▶ [PROVIDED MATERIAL]:

»»

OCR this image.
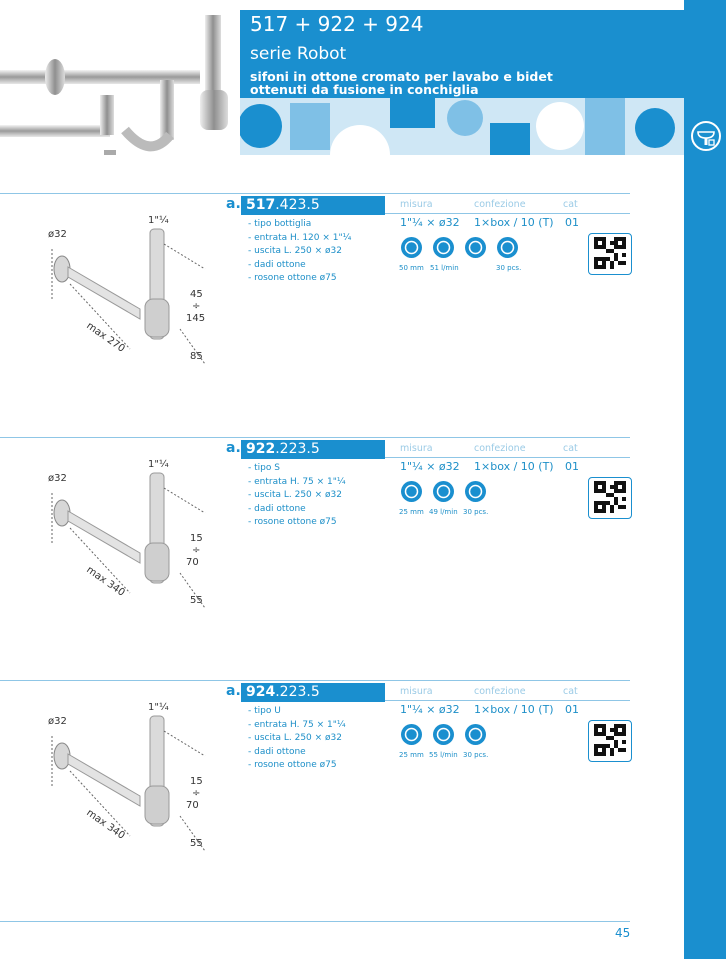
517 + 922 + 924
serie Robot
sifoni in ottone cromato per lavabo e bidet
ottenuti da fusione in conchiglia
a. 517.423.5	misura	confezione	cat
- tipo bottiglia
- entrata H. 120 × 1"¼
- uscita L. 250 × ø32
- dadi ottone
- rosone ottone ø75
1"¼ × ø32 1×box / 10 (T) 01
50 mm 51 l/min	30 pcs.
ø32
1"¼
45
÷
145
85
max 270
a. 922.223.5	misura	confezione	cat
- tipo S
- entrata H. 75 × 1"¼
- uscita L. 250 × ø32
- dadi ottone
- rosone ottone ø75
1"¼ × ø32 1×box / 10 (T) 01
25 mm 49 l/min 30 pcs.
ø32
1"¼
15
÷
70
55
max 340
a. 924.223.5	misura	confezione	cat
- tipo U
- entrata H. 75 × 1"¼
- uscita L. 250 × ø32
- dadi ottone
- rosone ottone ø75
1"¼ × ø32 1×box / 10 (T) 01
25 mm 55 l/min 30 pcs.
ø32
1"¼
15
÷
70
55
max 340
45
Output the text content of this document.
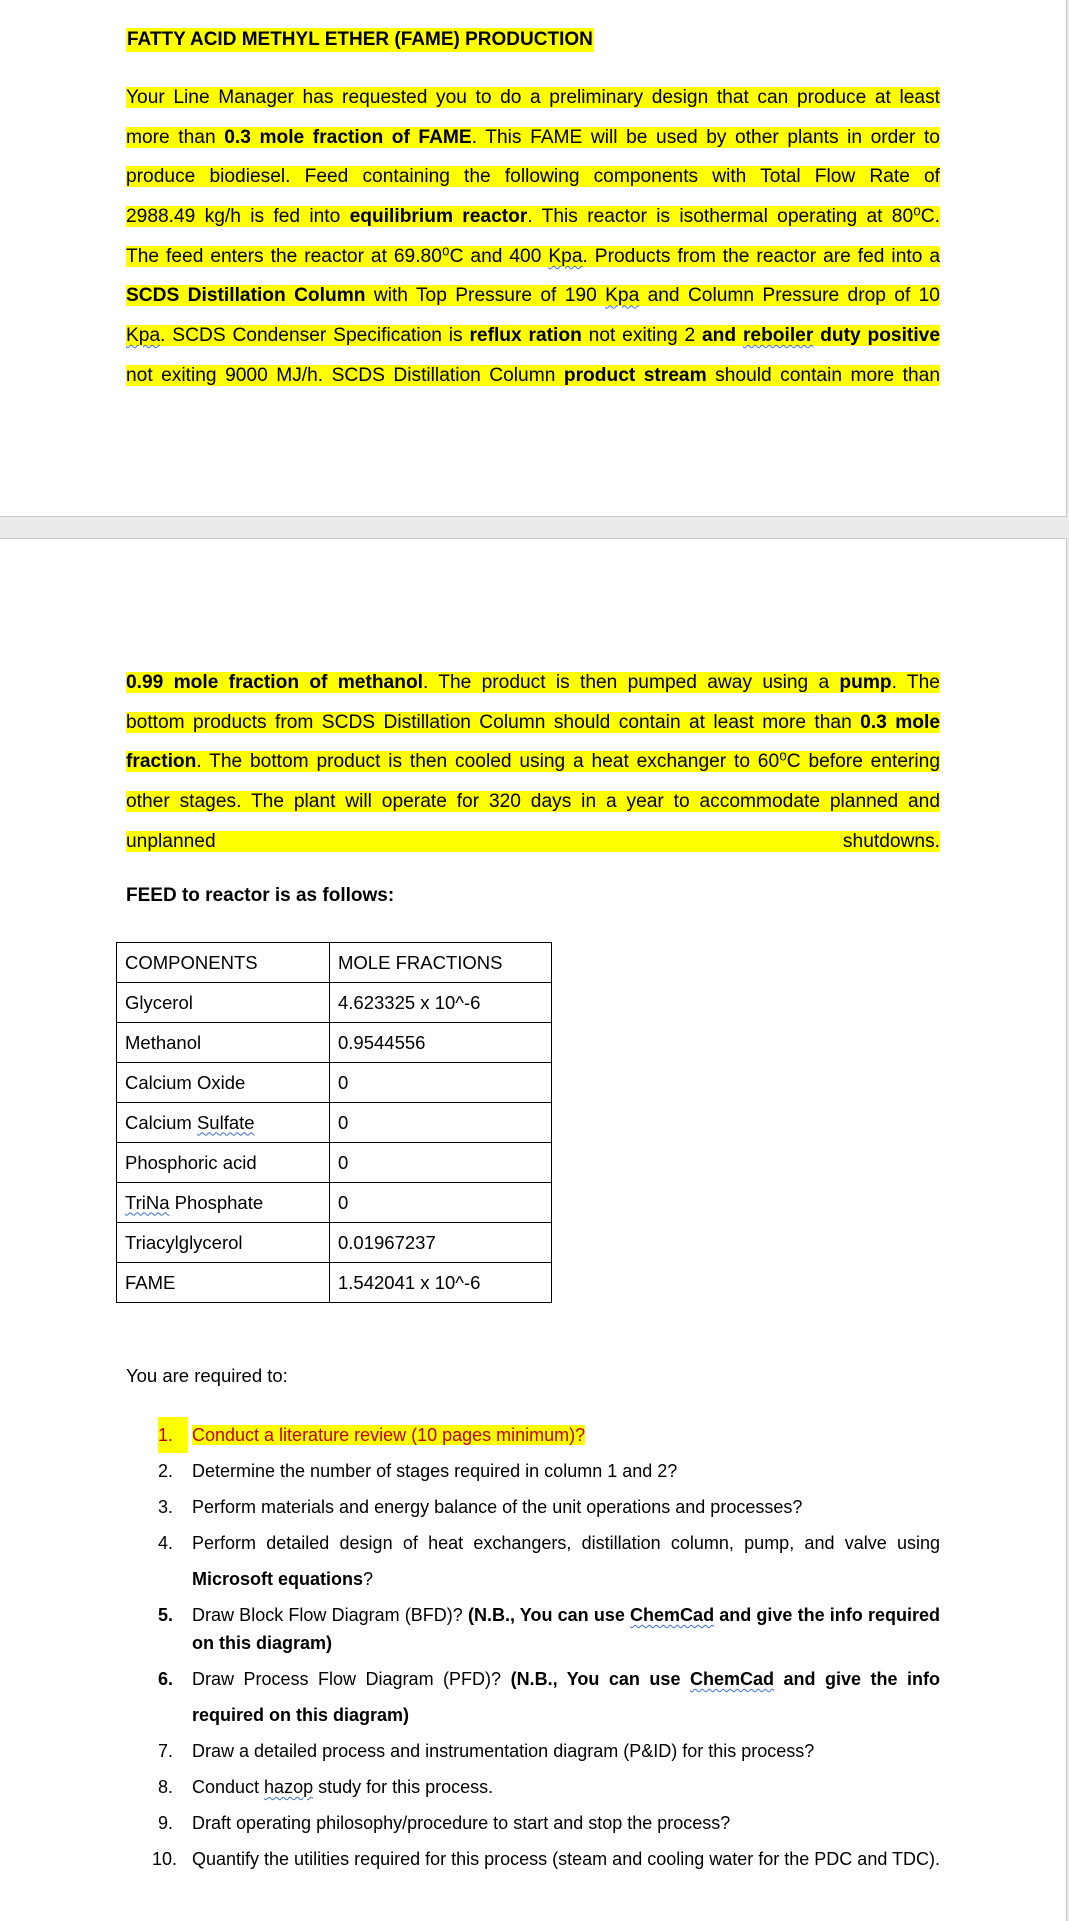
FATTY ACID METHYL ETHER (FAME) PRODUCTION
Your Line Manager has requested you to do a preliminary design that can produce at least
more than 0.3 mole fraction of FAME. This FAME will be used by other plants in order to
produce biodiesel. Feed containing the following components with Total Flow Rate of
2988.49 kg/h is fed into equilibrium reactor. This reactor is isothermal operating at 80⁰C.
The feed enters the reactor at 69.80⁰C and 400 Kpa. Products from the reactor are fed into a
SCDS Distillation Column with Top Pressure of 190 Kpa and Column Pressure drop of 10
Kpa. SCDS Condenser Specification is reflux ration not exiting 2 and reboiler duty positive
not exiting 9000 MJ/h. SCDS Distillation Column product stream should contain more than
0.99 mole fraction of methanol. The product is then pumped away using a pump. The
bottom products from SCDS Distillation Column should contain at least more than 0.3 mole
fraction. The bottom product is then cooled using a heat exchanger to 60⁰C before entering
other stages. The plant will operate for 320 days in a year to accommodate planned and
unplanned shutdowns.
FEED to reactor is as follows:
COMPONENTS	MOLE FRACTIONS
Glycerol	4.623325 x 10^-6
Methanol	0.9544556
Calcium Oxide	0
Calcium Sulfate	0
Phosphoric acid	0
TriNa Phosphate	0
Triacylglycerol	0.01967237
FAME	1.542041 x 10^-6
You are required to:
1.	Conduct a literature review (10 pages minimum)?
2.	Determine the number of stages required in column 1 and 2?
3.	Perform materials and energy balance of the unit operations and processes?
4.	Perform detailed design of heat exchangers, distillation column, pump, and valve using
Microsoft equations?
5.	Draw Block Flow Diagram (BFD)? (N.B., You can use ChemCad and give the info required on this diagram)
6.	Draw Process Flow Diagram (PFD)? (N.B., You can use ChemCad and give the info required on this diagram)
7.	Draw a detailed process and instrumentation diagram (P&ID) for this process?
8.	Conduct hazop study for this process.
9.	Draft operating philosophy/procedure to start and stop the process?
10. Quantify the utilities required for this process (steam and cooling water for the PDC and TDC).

««

Extract the entries in full, exactly as they are, minus the pictures.

OCR this image.
517 + 922 + 924
serie Robot
sifoni in ottone cromato per lavabo e bidet
ottenuti da fusione in conchiglia
a. 517.423.5	misura	confezione	cat
- tipo bottiglia
- entrata H. 120 × 1"¼
- uscita L. 250 × ø32
- dadi ottone
- rosone ottone ø75
1"¼ × ø32 1×box / 10 (T) 01
50 mm 51 l/min	30 pcs.
ø32
1"¼
45
÷
145
85
max 270
a. 922.223.5	misura	confezione	cat
- tipo S
- entrata H. 75 × 1"¼
- uscita L. 250 × ø32
- dadi ottone
- rosone ottone ø75
1"¼ × ø32 1×box / 10 (T) 01
25 mm 49 l/min 30 pcs.
ø32
1"¼
15
÷
70
55
max 340
a. 924.223.5	misura	confezione	cat
- tipo U
- entrata H. 75 × 1"¼
- uscita L. 250 × ø32
- dadi ottone
- rosone ottone ø75
1"¼ × ø32 1×box / 10 (T) 01
25 mm 55 l/min 30 pcs.
ø32
1"¼
15
÷
70
55
max 340
45
Output the text content of this document.
FATTY ACID METHYL ETHER (FAME) PRODUCTION
Your Line Manager has requested you to do a preliminary design that can produce at least
more than 0.3 mole fraction of FAME. This FAME will be used by other plants in order to
produce biodiesel. Feed containing the following components with Total Flow Rate of
2988.49 kg/h is fed into equilibrium reactor. This reactor is isothermal operating at 80⁰C.
The feed enters the reactor at 69.80⁰C and 400 Kpa. Products from the reactor are fed into a
SCDS Distillation Column with Top Pressure of 190 Kpa and Column Pressure drop of 10
Kpa. SCDS Condenser Specification is reflux ration not exiting 2 and reboiler duty positive
not exiting 9000 MJ/h. SCDS Distillation Column product stream should contain more than
0.99 mole fraction of methanol. The product is then pumped away using a pump. The
bottom products from SCDS Distillation Column should contain at least more than 0.3 mole
fraction. The bottom product is then cooled using a heat exchanger to 60⁰C before entering
other stages. The plant will operate for 320 days in a year to accommodate planned and
unplanned shutdowns.
FEED to reactor is as follows:
COMPONENTS	MOLE FRACTIONS
Glycerol	4.623325 x 10^-6
Methanol	0.9544556
Calcium Oxide	0
Calcium Sulfate	0
Phosphoric acid	0
TriNa Phosphate	0
Triacylglycerol	0.01967237
FAME	1.542041 x 10^-6
You are required to:
1.	Conduct a literature review (10 pages minimum)?
2.	Determine the number of stages required in column 1 and 2?
3.	Perform materials and energy balance of the unit operations and processes?
4.	Perform detailed design of heat exchangers, distillation column, pump, and valve using
Microsoft equations?
5.	Draw Block Flow Diagram (BFD)? (N.B., You can use ChemCad and give the info required on this diagram)
6.	Draw Process Flow Diagram (PFD)? (N.B., You can use ChemCad and give the info required on this diagram)
7.	Draw a detailed process and instrumentation diagram (P&ID) for this process?
8.	Conduct hazop study for this process.
9.	Draft operating philosophy/procedure to start and stop the process?
10. Quantify the utilities required for this process (steam and cooling water for the PDC and TDC).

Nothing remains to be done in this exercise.